** begin THE RECORDS **
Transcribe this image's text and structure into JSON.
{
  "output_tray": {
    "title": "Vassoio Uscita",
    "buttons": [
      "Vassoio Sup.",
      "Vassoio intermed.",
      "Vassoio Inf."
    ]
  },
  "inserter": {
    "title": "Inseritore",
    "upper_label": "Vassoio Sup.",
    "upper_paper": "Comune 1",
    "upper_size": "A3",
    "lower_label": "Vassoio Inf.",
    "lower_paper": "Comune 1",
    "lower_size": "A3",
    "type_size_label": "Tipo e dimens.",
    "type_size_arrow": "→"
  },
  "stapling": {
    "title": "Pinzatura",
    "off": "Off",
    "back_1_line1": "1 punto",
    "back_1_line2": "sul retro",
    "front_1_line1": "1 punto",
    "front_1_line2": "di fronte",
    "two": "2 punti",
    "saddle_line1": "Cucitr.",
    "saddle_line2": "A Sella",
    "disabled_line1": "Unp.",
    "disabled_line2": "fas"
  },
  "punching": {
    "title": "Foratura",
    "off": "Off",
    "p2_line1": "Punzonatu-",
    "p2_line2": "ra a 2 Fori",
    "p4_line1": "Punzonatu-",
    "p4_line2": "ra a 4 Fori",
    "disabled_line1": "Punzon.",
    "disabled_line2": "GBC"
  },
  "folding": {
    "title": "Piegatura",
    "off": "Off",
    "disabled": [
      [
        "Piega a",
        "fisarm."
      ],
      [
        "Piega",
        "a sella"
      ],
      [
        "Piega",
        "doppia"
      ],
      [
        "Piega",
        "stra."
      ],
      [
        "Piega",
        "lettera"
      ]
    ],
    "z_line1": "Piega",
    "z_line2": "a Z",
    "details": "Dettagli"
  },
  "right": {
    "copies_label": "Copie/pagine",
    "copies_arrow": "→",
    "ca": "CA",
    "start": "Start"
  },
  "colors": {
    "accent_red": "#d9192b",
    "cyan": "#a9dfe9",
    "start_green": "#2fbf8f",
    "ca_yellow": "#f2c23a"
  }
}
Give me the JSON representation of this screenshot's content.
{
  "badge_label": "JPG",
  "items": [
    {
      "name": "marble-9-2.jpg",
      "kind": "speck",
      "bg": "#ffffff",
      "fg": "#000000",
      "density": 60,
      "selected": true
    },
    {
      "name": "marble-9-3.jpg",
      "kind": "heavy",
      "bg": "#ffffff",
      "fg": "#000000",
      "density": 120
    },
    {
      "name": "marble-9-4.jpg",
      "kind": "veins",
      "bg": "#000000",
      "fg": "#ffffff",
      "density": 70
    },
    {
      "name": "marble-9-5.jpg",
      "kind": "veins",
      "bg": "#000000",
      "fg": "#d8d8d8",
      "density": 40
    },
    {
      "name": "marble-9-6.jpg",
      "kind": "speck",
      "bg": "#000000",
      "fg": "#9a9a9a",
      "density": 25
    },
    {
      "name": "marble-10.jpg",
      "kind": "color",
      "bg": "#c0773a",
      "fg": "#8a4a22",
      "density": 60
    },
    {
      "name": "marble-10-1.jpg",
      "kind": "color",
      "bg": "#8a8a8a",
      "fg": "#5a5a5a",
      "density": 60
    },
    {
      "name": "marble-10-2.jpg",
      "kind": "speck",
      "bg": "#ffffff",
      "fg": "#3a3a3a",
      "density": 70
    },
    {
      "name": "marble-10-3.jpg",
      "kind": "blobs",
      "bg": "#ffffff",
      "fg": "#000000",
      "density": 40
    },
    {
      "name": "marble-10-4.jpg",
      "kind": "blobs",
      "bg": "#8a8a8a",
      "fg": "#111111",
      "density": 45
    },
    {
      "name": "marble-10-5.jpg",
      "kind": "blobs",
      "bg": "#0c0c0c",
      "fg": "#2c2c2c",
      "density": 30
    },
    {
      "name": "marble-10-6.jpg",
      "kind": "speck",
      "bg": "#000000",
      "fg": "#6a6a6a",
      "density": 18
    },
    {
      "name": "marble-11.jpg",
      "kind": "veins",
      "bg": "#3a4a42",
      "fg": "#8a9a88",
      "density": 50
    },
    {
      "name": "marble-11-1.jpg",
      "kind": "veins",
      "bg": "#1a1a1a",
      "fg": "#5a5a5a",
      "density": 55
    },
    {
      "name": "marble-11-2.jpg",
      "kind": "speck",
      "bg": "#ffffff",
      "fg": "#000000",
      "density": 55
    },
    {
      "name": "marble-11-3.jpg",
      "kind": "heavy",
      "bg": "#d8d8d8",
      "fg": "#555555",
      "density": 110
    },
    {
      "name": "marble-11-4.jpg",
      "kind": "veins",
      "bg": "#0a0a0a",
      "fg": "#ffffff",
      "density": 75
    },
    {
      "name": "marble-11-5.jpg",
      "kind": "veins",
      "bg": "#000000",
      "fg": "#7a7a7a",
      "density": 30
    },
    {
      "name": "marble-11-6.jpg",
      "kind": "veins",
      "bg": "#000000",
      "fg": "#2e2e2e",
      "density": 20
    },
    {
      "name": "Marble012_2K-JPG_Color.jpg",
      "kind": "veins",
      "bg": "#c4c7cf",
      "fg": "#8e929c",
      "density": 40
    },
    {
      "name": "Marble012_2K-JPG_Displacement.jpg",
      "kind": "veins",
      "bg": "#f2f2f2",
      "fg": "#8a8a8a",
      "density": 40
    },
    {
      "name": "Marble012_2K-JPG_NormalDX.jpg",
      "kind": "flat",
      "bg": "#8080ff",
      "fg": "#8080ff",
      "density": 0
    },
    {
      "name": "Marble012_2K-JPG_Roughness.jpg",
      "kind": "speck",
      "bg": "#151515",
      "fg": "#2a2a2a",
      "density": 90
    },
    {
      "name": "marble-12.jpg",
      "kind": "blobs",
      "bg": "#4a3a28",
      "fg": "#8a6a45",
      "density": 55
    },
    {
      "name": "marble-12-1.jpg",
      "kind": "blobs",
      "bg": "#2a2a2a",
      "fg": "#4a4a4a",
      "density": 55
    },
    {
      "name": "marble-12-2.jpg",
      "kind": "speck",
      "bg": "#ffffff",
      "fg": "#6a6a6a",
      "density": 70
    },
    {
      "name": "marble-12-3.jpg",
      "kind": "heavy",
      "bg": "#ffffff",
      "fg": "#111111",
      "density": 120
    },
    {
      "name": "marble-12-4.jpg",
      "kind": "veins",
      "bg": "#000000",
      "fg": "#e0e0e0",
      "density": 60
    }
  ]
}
** end THE RECORDS **
How many lines in the records above contain the word "Vassoio"? Reply with the number and nothing more.

6